Prompt
Can all of these lines be returned exactly?

Items
________________________

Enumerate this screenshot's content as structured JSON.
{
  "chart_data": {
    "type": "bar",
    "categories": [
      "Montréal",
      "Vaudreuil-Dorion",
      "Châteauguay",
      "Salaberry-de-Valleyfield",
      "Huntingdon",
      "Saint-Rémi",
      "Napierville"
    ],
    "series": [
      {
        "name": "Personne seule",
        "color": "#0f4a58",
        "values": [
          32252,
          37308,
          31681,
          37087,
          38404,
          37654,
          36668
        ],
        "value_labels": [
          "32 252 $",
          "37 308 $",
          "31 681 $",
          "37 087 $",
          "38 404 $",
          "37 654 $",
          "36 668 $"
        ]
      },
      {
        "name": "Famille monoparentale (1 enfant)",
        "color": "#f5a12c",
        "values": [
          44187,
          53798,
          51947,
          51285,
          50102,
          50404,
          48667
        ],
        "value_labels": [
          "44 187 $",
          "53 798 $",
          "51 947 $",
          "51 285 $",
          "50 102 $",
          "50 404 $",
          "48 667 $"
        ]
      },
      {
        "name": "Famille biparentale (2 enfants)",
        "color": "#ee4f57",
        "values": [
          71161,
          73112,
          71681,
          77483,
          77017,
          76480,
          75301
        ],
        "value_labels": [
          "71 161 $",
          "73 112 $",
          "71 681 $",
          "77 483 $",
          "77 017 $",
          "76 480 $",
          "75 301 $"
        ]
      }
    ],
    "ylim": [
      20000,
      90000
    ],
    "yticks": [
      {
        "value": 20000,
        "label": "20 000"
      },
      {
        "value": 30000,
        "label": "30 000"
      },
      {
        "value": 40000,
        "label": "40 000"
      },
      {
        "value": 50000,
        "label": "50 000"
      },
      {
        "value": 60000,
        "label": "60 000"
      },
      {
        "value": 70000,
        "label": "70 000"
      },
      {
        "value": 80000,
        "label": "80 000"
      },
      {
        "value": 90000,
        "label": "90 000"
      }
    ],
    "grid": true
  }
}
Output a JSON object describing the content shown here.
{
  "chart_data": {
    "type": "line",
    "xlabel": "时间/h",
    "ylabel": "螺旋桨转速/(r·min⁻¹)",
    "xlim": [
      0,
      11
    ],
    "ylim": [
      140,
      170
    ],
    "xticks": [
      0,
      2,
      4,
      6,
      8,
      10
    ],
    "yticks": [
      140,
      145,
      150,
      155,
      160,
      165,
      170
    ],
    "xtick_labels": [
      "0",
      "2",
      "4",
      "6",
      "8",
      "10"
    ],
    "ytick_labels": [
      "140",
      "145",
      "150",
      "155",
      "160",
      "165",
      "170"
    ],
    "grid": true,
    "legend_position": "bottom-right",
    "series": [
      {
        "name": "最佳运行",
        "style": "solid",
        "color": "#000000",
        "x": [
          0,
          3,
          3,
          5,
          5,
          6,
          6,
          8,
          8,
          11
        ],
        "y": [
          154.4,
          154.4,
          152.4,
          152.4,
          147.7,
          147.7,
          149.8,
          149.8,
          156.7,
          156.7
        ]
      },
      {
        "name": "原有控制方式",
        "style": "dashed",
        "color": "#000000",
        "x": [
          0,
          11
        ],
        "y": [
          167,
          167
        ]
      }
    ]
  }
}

________________________

Task response
Enumerate this screenshot's content as structured JSON.
{
  "chart_data": {
    "type": "bar",
    "categories": [
      "Montréal",
      "Vaudreuil-Dorion",
      "Châteauguay",
      "Salaberry-de-Valleyfield",
      "Huntingdon",
      "Saint-Rémi",
      "Napierville"
    ],
    "series": [
      {
        "name": "Personne seule",
        "color": "#0f4a58",
        "values": [
          32252,
          37308,
          31681,
          37087,
          38404,
          37654,
          36668
        ],
        "value_labels": [
          "32 252 $",
          "37 308 $",
          "31 681 $",
          "37 087 $",
          "38 404 $",
          "37 654 $",
          "36 668 $"
        ]
      },
      {
        "name": "Famille monoparentale (1 enfant)",
        "color": "#f5a12c",
        "values": [
          44187,
          53798,
          51947,
          51285,
          50102,
          50404,
          48667
        ],
        "value_labels": [
          "44 187 $",
          "53 798 $",
          "51 947 $",
          "51 285 $",
          "50 102 $",
          "50 404 $",
          "48 667 $"
        ]
      },
      {
        "name": "Famille biparentale (2 enfants)",
        "color": "#ee4f57",
        "values": [
          71161,
          73112,
          71681,
          77483,
          77017,
          76480,
          75301
        ],
        "value_labels": [
          "71 161 $",
          "73 112 $",
          "71 681 $",
          "77 483 $",
          "77 017 $",
          "76 480 $",
          "75 301 $"
        ]
      }
    ],
    "ylim": [
      20000,
      90000
    ],
    "yticks": [
      {
        "value": 20000,
        "label": "20 000"
      },
      {
        "value": 30000,
        "label": "30 000"
      },
      {
        "value": 40000,
        "label": "40 000"
      },
      {
        "value": 50000,
        "label": "50 000"
      },
      {
        "value": 60000,
        "label": "60 000"
      },
      {
        "value": 70000,
        "label": "70 000"
      },
      {
        "value": 80000,
        "label": "80 000"
      },
      {
        "value": 90000,
        "label": "90 000"
      }
    ],
    "grid": true
  }
}
Output a JSON object describing the content shown here.
{
  "chart_data": {
    "type": "line",
    "xlabel": "时间/h",
    "ylabel": "螺旋桨转速/(r·min⁻¹)",
    "xlim": [
      0,
      11
    ],
    "ylim": [
      140,
      170
    ],
    "xticks": [
      0,
      2,
      4,
      6,
      8,
      10
    ],
    "yticks": [
      140,
      145,
      150,
      155,
      160,
      165,
      170
    ],
    "xtick_labels": [
      "0",
      "2",
      "4",
      "6",
      "8",
      "10"
    ],
    "ytick_labels": [
      "140",
      "145",
      "150",
      "155",
      "160",
      "165",
      "170"
    ],
    "grid": true,
    "legend_position": "bottom-right",
    "series": [
      {
        "name": "最佳运行",
        "style": "solid",
        "color": "#000000",
        "x": [
          0,
          3,
          3,
          5,
          5,
          6,
          6,
          8,
          8,
          11
        ],
        "y": [
          154.4,
          154.4,
          152.4,
          152.4,
          147.7,
          147.7,
          149.8,
          149.8,
          156.7,
          156.7
        ]
      },
      {
        "name": "原有控制方式",
        "style": "dashed",
        "color": "#000000",
        "x": [
          0,
          11
        ],
        "y": [
          167,
          167
        ]
      }
    ]
  }
}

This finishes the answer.